State only how many lines contain the string "Изменение".
═════ Information provided ═════
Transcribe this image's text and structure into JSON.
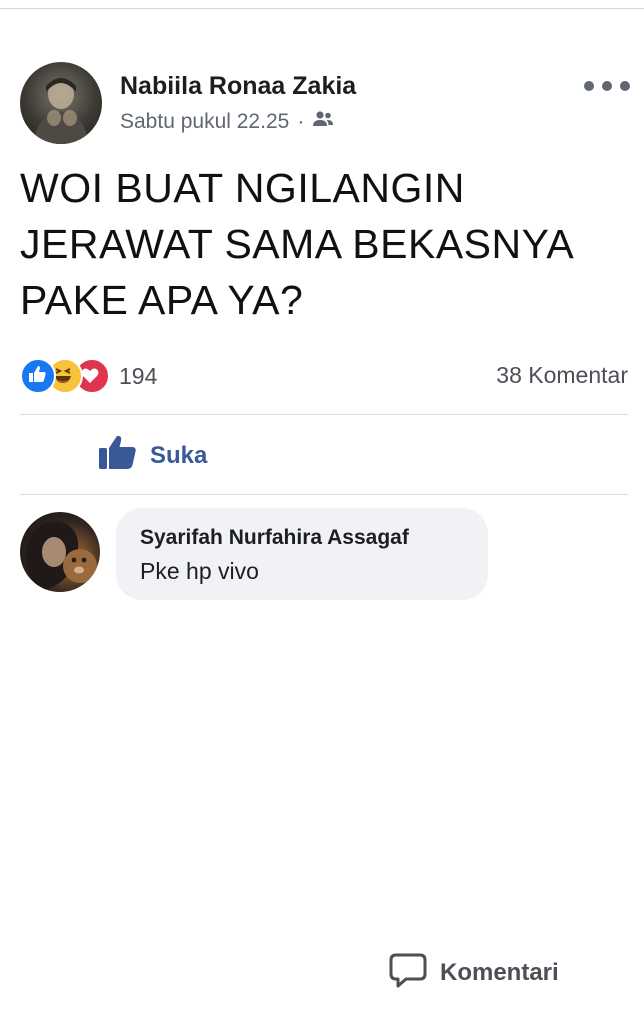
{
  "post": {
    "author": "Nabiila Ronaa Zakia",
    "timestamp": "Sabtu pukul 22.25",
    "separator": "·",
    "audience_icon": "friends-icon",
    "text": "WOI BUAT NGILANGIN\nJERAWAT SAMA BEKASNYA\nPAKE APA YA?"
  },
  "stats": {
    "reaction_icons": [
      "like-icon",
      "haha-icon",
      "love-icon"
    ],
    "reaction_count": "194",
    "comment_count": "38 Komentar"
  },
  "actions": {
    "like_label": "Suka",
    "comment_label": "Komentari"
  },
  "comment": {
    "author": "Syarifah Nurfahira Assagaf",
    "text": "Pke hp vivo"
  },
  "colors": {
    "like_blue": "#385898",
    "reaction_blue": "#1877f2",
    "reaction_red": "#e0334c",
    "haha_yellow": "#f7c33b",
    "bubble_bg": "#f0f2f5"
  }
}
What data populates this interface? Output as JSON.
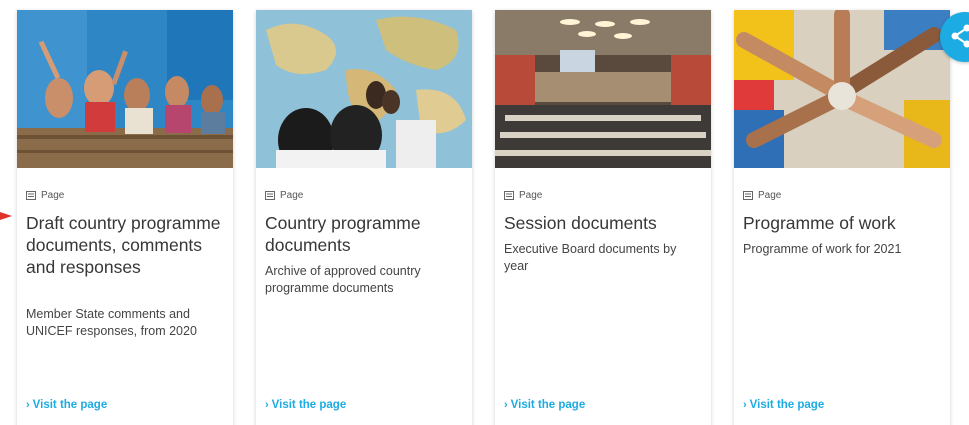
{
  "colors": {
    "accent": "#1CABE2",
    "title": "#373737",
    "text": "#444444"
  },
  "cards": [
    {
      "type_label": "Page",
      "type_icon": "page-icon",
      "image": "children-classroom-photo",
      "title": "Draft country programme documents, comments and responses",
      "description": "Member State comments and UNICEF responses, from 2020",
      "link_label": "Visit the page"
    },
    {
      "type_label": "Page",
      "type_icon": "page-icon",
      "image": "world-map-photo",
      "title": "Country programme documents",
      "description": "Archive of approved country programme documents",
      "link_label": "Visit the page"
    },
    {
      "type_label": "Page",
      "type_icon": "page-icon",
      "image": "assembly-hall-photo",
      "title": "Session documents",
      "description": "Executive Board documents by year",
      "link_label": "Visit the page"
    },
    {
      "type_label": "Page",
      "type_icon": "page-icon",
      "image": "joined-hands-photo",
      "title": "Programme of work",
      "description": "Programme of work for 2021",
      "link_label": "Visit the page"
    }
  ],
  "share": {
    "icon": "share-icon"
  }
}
═════
═════ Information provided ═════
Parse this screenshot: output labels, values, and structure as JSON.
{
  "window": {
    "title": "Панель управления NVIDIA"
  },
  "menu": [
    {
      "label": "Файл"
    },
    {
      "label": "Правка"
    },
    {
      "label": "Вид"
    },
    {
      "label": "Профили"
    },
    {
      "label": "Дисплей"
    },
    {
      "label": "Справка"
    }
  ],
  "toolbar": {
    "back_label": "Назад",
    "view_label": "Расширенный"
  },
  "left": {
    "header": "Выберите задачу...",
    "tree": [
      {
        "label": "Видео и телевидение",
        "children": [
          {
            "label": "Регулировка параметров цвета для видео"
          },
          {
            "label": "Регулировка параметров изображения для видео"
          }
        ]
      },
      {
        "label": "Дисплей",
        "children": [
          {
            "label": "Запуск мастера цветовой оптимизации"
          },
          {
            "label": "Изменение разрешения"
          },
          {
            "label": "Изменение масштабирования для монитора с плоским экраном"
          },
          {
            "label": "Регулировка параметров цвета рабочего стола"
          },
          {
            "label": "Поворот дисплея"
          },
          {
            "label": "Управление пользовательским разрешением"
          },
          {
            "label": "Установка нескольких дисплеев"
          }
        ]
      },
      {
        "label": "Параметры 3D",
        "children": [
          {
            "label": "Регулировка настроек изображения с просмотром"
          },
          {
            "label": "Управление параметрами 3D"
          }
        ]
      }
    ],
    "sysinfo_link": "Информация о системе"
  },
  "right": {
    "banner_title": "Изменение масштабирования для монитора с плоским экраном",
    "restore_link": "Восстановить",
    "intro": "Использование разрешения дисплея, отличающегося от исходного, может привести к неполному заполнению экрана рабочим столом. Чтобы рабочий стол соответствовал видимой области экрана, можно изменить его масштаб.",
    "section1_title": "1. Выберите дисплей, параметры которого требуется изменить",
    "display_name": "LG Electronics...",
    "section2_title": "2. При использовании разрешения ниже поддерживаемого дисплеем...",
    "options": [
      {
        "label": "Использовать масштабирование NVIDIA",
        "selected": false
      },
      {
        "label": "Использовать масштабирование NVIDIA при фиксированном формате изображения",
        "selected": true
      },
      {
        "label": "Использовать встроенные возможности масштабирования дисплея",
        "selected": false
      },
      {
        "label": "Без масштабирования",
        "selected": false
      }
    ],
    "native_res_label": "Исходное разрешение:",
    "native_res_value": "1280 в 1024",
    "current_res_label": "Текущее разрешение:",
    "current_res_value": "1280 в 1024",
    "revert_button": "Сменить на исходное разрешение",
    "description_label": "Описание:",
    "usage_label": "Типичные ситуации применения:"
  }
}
═════
Response to the task: 3